Spatial annotation entries
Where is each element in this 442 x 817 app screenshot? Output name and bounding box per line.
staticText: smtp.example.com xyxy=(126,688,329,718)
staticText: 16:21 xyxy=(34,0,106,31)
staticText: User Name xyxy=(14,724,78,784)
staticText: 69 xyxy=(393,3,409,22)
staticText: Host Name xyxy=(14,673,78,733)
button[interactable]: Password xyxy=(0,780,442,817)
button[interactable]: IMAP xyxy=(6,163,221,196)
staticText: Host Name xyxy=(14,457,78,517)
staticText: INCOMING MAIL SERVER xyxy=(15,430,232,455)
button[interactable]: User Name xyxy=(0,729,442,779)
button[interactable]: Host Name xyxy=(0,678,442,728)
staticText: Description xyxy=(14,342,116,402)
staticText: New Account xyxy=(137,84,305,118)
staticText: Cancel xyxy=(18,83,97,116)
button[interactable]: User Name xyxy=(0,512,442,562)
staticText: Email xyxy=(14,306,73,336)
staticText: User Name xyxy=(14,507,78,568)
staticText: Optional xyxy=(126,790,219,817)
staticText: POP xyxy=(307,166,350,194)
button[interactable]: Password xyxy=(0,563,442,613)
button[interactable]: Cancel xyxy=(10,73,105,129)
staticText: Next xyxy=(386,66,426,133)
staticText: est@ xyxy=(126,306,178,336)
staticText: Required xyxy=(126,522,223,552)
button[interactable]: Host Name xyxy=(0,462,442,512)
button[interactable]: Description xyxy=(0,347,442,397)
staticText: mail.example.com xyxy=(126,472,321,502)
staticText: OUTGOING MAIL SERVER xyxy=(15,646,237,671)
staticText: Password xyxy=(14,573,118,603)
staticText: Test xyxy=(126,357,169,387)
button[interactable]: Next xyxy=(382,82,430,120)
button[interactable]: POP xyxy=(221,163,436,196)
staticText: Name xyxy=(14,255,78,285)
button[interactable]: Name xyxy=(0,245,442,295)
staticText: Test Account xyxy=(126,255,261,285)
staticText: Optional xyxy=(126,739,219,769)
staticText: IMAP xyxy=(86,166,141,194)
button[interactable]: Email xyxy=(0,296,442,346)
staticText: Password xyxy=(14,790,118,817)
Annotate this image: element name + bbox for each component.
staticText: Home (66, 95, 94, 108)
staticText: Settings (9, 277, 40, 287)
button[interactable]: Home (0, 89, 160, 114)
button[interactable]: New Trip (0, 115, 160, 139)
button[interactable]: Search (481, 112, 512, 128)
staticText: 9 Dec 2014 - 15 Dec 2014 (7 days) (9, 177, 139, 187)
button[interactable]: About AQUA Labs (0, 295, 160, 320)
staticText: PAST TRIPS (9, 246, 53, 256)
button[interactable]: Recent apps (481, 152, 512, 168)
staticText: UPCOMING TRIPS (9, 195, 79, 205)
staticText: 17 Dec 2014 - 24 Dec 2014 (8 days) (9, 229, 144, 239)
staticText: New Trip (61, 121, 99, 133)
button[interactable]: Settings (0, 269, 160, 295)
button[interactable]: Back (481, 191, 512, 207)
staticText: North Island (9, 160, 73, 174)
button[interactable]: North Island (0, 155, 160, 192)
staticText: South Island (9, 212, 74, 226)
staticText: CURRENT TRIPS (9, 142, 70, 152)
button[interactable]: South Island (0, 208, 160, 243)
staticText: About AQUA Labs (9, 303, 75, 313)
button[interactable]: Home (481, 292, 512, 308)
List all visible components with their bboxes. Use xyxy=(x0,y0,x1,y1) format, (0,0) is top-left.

--

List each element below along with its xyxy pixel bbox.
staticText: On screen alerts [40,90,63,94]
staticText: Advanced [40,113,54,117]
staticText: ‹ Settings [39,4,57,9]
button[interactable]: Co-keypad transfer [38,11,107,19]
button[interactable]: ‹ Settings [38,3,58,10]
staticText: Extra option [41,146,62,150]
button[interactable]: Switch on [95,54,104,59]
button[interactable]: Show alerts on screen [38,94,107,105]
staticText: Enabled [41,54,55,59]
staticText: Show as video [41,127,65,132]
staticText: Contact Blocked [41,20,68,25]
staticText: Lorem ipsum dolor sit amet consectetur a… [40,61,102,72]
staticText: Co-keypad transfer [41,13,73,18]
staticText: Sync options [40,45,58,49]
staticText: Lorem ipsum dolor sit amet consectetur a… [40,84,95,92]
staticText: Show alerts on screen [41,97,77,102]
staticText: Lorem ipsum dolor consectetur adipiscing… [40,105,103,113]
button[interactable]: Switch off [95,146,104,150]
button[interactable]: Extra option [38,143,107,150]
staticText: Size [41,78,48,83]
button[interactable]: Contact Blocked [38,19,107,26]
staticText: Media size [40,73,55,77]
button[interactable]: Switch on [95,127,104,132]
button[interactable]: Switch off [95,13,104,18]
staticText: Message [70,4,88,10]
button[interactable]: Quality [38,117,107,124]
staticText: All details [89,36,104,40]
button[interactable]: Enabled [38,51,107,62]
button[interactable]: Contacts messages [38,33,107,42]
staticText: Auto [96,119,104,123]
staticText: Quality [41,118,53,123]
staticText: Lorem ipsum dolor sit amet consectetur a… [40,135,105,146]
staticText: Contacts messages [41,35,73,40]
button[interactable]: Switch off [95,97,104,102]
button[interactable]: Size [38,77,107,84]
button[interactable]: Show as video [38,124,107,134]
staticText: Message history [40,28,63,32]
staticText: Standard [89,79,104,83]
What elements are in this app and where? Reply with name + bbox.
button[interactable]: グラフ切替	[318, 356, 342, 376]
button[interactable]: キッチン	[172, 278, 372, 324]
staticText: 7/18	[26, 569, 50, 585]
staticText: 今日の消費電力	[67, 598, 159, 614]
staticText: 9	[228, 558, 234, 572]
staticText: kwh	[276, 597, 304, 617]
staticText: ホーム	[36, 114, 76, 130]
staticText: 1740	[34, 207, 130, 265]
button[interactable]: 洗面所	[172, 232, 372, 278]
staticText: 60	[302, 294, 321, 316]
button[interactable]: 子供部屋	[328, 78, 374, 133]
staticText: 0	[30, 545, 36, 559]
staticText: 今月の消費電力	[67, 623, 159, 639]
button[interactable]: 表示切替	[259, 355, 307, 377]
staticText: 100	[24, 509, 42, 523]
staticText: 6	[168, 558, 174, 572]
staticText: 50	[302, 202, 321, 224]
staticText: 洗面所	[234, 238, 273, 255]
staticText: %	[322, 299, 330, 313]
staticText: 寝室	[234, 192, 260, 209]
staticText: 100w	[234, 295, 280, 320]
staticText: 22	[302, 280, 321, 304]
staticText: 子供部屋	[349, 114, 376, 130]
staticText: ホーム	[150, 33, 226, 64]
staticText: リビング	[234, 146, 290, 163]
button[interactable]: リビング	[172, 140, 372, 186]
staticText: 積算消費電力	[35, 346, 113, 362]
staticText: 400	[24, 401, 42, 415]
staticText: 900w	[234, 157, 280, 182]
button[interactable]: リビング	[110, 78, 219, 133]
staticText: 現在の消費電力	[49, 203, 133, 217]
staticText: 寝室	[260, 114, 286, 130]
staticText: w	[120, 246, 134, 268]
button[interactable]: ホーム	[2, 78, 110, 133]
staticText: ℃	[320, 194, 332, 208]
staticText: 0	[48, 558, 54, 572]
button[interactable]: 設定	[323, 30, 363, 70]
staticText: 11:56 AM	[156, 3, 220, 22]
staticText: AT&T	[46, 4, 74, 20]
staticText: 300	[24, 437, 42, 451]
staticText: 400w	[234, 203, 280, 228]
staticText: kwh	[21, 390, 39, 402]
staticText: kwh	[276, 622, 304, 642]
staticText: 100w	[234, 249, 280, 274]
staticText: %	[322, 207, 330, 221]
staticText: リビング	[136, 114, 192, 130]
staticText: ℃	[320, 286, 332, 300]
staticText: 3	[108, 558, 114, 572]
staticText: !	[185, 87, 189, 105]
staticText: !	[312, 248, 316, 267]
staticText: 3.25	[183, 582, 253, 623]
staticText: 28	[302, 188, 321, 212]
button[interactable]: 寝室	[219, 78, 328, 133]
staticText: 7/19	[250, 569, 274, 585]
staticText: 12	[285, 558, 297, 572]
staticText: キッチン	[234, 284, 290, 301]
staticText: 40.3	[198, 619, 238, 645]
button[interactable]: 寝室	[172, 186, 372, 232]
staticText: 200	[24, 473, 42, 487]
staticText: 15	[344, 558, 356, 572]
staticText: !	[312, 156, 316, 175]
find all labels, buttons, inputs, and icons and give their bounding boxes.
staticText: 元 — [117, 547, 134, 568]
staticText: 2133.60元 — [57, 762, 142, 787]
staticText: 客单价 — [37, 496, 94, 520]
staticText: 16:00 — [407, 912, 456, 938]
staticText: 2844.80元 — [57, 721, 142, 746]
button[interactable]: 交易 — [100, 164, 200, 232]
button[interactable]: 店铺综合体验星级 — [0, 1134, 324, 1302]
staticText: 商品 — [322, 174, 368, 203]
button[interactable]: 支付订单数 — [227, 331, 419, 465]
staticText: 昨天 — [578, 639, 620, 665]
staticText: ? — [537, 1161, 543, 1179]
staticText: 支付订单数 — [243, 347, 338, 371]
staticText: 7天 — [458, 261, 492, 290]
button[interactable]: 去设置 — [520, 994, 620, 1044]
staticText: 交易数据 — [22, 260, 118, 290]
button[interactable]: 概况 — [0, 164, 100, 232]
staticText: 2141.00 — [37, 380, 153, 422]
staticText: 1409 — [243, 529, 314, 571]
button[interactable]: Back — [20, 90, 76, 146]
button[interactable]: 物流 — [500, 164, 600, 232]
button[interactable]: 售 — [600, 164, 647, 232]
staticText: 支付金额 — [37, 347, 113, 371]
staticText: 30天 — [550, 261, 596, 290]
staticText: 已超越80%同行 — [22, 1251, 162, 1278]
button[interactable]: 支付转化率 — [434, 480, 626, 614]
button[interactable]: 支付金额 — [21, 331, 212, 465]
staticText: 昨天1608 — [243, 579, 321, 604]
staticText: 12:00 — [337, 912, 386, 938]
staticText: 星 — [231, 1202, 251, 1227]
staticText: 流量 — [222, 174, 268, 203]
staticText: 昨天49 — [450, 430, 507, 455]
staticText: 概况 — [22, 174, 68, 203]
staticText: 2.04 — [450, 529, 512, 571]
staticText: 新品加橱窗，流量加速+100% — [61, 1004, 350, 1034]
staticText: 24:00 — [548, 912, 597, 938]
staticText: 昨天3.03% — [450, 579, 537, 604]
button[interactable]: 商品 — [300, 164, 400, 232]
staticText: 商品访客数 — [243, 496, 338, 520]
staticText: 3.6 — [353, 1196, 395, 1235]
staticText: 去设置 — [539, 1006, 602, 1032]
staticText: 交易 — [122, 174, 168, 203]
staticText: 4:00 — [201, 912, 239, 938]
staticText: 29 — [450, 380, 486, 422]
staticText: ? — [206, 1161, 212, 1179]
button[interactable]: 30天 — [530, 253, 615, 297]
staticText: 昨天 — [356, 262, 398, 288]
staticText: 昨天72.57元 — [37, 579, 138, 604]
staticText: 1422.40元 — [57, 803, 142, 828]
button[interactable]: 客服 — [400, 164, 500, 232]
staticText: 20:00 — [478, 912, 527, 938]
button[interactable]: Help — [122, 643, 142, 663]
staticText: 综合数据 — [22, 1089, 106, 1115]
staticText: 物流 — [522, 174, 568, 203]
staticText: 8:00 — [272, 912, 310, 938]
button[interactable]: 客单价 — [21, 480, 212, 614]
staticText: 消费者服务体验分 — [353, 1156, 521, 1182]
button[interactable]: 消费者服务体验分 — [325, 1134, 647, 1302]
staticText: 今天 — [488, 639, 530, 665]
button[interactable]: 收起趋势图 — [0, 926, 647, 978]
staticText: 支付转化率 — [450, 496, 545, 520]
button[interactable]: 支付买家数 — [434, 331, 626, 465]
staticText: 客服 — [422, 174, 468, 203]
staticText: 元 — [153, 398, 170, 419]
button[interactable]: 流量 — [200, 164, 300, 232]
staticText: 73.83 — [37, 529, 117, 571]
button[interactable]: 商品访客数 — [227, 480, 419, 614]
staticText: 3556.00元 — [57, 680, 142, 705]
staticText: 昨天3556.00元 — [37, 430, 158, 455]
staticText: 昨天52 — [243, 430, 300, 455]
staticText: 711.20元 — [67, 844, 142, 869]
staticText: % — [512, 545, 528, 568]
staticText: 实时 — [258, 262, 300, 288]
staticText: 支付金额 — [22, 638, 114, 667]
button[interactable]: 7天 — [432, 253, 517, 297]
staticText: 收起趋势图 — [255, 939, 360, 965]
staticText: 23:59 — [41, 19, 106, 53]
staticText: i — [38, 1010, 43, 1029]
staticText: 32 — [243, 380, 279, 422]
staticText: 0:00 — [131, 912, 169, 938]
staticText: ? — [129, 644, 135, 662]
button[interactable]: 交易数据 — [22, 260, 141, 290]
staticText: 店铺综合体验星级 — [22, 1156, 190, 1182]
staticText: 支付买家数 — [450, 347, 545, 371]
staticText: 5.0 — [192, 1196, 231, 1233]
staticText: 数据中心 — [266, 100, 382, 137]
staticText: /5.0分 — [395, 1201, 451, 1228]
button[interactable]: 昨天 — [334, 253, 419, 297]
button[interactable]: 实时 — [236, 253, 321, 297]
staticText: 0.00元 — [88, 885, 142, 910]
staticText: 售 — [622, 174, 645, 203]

---

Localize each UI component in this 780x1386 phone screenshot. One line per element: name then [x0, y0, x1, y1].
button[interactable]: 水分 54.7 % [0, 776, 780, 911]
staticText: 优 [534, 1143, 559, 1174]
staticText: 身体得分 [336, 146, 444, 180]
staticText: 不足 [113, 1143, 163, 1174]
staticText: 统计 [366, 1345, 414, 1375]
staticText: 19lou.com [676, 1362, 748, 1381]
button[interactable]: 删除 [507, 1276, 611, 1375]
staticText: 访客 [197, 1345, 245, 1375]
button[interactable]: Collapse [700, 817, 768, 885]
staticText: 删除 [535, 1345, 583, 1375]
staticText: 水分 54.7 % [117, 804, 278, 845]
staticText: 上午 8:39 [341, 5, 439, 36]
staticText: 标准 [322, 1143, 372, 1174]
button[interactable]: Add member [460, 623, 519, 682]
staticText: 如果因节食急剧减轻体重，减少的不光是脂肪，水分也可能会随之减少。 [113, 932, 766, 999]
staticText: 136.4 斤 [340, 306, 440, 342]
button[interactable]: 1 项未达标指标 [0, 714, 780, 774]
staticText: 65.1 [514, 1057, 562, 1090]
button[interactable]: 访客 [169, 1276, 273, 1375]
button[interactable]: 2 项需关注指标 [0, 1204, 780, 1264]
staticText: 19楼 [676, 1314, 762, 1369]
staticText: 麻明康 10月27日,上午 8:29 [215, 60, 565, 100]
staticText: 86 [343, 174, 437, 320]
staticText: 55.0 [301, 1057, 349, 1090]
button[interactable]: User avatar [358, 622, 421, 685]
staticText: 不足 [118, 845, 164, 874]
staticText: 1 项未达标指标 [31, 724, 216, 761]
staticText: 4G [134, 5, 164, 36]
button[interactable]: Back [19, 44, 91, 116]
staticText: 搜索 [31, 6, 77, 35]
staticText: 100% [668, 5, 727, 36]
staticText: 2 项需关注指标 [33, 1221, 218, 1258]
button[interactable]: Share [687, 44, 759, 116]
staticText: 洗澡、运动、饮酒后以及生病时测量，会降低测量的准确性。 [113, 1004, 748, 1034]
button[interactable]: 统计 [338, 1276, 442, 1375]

▸ **PROBLEM DESCRIPTION**
Repeat the stretch from the line containing "List each element" through the line containing "staticText: Extra option [41,146,62,150]", both included.

▸ **RESPONSE TO THIS EXERCISE**
List each element below along with its xyxy pixel bbox.
staticText: On screen alerts [40,90,63,94]
staticText: Advanced [40,113,54,117]
staticText: ‹ Settings [39,4,57,9]
button[interactable]: Co-keypad transfer [38,11,107,19]
button[interactable]: ‹ Settings [38,3,58,10]
staticText: Extra option [41,146,62,150]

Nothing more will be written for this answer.